— START —

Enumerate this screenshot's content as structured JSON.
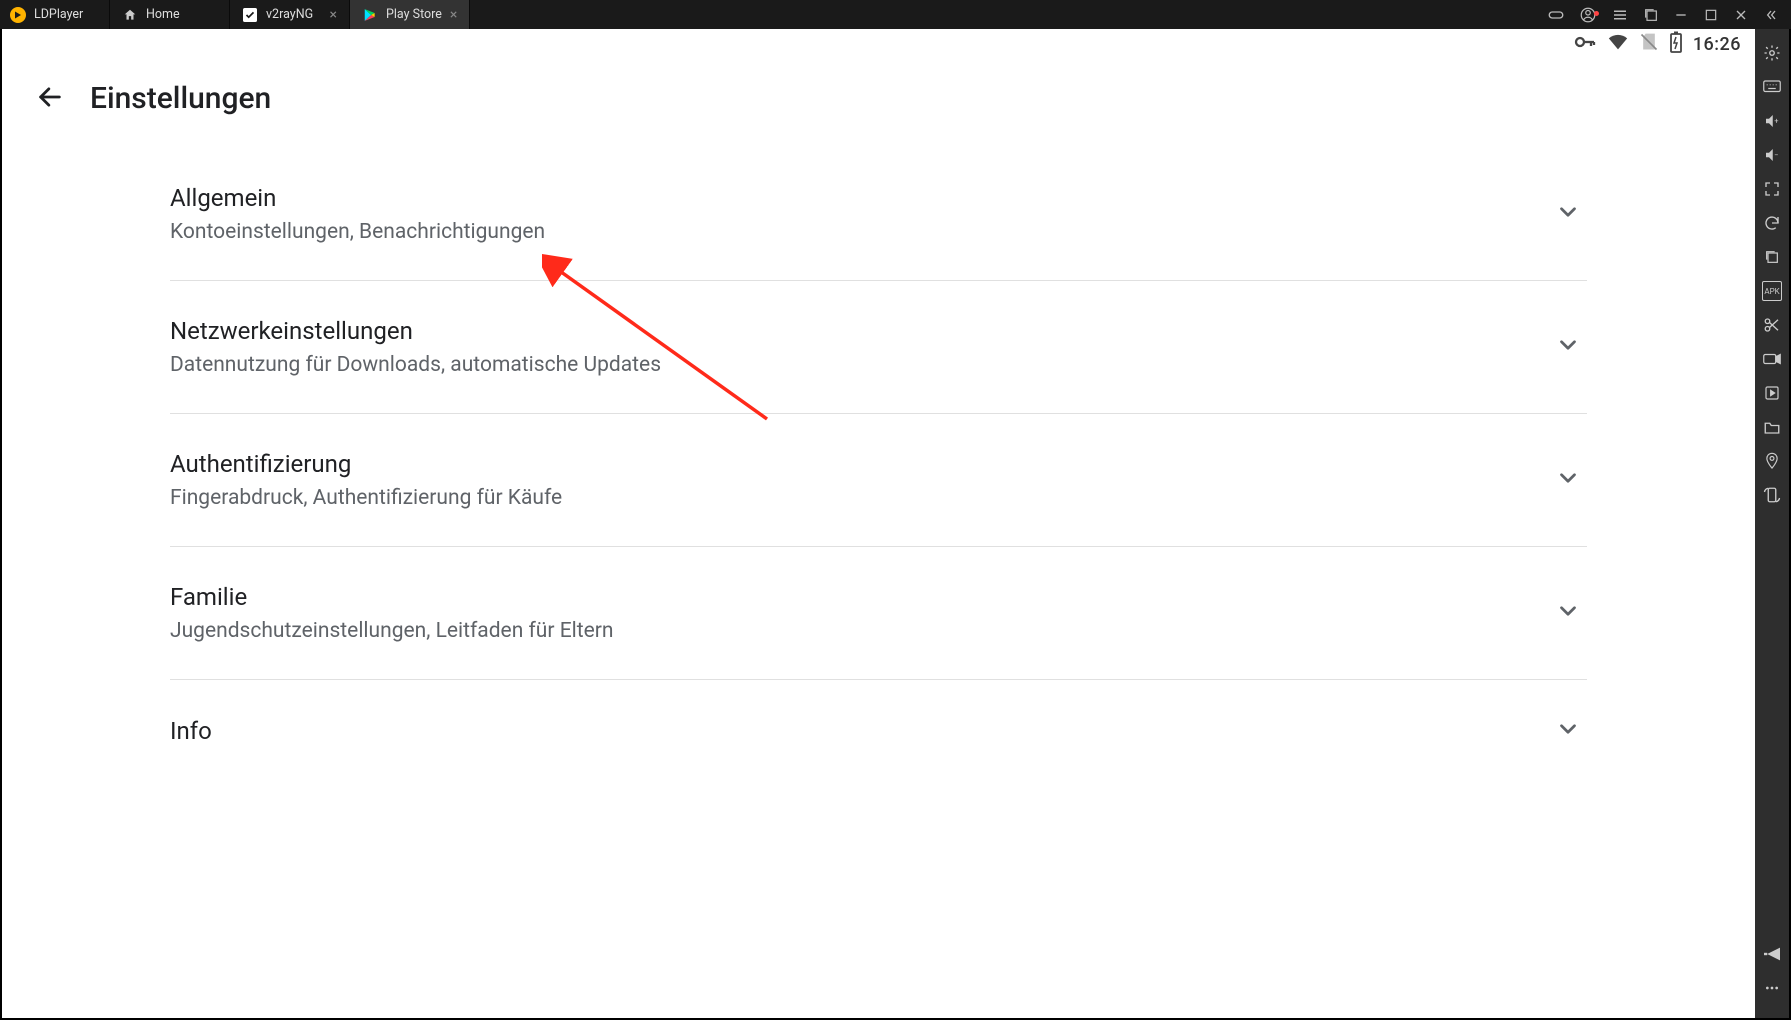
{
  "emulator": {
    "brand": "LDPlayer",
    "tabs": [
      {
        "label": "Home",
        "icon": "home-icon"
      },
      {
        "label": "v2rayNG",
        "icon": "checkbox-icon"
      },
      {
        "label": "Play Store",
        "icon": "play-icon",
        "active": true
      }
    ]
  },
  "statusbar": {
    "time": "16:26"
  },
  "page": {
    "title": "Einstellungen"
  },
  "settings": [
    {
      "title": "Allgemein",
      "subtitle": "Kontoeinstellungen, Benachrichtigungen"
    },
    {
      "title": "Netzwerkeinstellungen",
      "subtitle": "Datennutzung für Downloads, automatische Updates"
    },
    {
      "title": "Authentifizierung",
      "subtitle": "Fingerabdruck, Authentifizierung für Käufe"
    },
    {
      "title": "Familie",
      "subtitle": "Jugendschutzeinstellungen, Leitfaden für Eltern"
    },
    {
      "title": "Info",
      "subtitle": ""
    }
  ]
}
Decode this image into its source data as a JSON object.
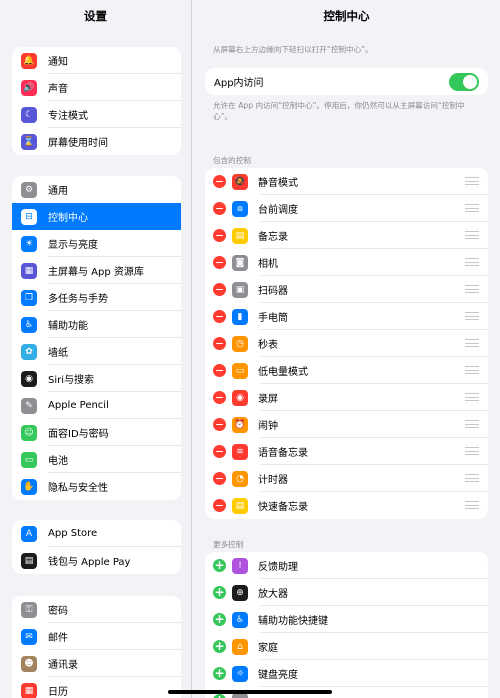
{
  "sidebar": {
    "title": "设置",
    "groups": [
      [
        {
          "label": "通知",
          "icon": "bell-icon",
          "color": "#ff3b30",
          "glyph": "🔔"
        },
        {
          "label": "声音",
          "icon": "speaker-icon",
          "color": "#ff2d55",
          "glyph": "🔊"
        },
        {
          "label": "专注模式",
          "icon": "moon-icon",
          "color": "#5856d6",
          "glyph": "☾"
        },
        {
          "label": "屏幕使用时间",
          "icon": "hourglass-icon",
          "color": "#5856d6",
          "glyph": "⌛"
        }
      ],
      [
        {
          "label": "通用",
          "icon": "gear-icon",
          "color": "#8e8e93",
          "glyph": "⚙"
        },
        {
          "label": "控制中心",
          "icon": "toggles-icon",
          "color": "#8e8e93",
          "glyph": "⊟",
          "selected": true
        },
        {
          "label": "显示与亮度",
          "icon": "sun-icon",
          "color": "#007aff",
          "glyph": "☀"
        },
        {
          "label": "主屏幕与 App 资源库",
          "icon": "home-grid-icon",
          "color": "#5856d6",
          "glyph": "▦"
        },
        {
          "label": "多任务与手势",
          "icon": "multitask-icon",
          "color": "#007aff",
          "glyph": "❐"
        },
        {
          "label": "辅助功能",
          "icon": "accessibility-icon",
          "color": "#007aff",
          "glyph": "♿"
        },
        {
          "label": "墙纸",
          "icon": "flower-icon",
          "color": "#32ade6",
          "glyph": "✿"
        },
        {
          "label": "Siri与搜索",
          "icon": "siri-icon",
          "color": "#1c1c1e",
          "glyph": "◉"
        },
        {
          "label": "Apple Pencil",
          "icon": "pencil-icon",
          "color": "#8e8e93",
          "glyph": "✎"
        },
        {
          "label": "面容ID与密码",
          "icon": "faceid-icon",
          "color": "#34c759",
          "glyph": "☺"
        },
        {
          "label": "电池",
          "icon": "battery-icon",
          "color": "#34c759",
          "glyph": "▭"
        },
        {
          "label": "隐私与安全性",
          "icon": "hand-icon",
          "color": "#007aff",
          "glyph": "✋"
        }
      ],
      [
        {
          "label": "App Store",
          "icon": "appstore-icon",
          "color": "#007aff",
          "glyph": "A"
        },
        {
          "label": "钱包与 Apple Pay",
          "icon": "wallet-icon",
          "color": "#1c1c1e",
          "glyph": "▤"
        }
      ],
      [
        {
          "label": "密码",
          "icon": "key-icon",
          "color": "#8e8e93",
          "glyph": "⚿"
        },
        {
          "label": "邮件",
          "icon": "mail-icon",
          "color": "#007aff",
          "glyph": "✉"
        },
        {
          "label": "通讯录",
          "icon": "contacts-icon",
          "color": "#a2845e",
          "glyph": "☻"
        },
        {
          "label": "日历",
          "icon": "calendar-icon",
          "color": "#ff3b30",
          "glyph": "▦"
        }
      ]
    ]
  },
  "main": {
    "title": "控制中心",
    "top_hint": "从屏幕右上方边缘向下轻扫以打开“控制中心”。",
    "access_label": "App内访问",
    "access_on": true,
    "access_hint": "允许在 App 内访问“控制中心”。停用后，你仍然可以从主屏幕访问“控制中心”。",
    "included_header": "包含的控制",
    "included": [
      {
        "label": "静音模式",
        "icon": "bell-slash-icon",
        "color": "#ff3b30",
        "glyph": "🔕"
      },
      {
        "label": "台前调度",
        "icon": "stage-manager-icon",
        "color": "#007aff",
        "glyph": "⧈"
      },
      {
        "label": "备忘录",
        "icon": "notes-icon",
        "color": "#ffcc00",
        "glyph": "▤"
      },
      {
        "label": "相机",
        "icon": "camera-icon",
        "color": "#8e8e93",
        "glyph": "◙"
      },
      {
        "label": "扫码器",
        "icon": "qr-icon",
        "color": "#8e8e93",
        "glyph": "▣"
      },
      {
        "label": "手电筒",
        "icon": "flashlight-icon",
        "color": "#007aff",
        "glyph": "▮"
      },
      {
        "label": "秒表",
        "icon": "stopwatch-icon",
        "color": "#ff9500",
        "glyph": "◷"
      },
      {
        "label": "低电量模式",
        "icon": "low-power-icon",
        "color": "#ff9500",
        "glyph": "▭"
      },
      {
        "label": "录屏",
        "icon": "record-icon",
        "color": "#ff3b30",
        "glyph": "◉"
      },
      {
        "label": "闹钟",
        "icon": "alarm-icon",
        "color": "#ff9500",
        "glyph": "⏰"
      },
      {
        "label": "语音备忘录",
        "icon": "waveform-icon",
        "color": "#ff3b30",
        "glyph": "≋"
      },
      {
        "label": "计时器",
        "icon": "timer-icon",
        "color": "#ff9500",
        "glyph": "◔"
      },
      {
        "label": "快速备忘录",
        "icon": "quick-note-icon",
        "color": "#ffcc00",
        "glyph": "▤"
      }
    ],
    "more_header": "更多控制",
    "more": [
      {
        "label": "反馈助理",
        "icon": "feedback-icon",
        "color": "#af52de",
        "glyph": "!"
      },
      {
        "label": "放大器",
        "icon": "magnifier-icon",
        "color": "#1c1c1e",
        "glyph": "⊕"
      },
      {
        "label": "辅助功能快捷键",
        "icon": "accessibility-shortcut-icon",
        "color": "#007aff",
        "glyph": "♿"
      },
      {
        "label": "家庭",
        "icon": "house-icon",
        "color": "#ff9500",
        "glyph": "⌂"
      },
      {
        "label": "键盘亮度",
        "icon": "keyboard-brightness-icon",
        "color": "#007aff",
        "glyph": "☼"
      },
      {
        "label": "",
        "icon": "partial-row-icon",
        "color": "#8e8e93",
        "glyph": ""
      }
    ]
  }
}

— END —

## [Brief]
Go through the listing above and list every line that has the word "Apple".

## [Output for this task]
          "label": "Apple Pencil",
          "label": "钱包与 Apple Pay",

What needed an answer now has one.